> Given instruction: Lay out every row below as a Markdown table with the columns Number and Row text. Give each row's number and its full text, and leave out blank lines.

> Supplied data:
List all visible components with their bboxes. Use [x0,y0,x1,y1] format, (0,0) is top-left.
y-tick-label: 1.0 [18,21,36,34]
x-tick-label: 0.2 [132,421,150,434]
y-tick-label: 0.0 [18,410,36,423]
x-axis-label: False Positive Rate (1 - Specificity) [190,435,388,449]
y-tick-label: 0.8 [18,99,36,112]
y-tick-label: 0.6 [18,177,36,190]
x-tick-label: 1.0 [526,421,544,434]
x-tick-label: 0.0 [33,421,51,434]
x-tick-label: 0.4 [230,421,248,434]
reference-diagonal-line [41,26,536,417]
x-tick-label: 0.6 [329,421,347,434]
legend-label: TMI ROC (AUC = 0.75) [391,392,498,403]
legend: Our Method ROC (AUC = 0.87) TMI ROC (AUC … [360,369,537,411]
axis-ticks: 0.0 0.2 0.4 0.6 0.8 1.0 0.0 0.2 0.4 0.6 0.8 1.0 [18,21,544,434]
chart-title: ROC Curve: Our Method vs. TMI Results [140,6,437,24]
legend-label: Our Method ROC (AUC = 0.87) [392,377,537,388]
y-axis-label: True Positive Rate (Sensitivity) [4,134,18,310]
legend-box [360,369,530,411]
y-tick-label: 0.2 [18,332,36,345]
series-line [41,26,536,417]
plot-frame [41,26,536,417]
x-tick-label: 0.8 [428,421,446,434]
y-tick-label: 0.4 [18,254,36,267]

> Problem solution:
| Number | Row text |
|---|---|
| 1 | List all visible components with their bboxes. Use [x0,y0,x1,y1] format, (0,0) is top-left. |
| 2 | y-tick-label: 1.0 [18,21,36,34] |
| 3 | x-tick-label: 0.2 [132,421,150,434] |
| 4 | y-tick-label: 0.0 [18,410,36,423] |
| 5 | x-axis-label: False Positive Rate (1 - Specificity) [190,435,388,449] |
| 6 | y-tick-label: 0.8 [18,99,36,112] |
| 7 | y-tick-label: 0.6 [18,177,36,190] |
| 8 | x-tick-label: 1.0 [526,421,544,434] |
| 9 | x-tick-label: 0.0 [33,421,51,434] |
| 10 | x-tick-label: 0.4 [230,421,248,434] |
| 11 | reference-diagonal-line [41,26,536,417] |
| 12 | x-tick-label: 0.6 [329,421,347,434] |
| 13 | legend-label: TMI ROC (AUC = 0.75) [391,392,498,403] |
| 14 | legend: Our Method ROC (AUC = 0.87) TMI ROC (AUC … [360,369,537,411] |
| 15 | axis-ticks: 0.0 0.2 0.4 0.6 0.8 1.0 0.0 0.2 0.4 0.6 0.8 1.0 [18,21,544,434] |
| 16 | chart-title: ROC Curve: Our Method vs. TMI Results [140,6,437,24] |
| 17 | legend-label: Our Method ROC (AUC = 0.87) [392,377,537,388] |
| 18 | y-axis-label: True Positive Rate (Sensitivity) [4,134,18,310] |
| 19 | legend-box [360,369,530,411] |
| 20 | y-tick-label: 0.2 [18,332,36,345] |
| 21 | series-line [41,26,536,417] |
| 22 | plot-frame [41,26,536,417] |
| 23 | x-tick-label: 0.8 [428,421,446,434] |
| 24 | y-tick-label: 0.4 [18,254,36,267] |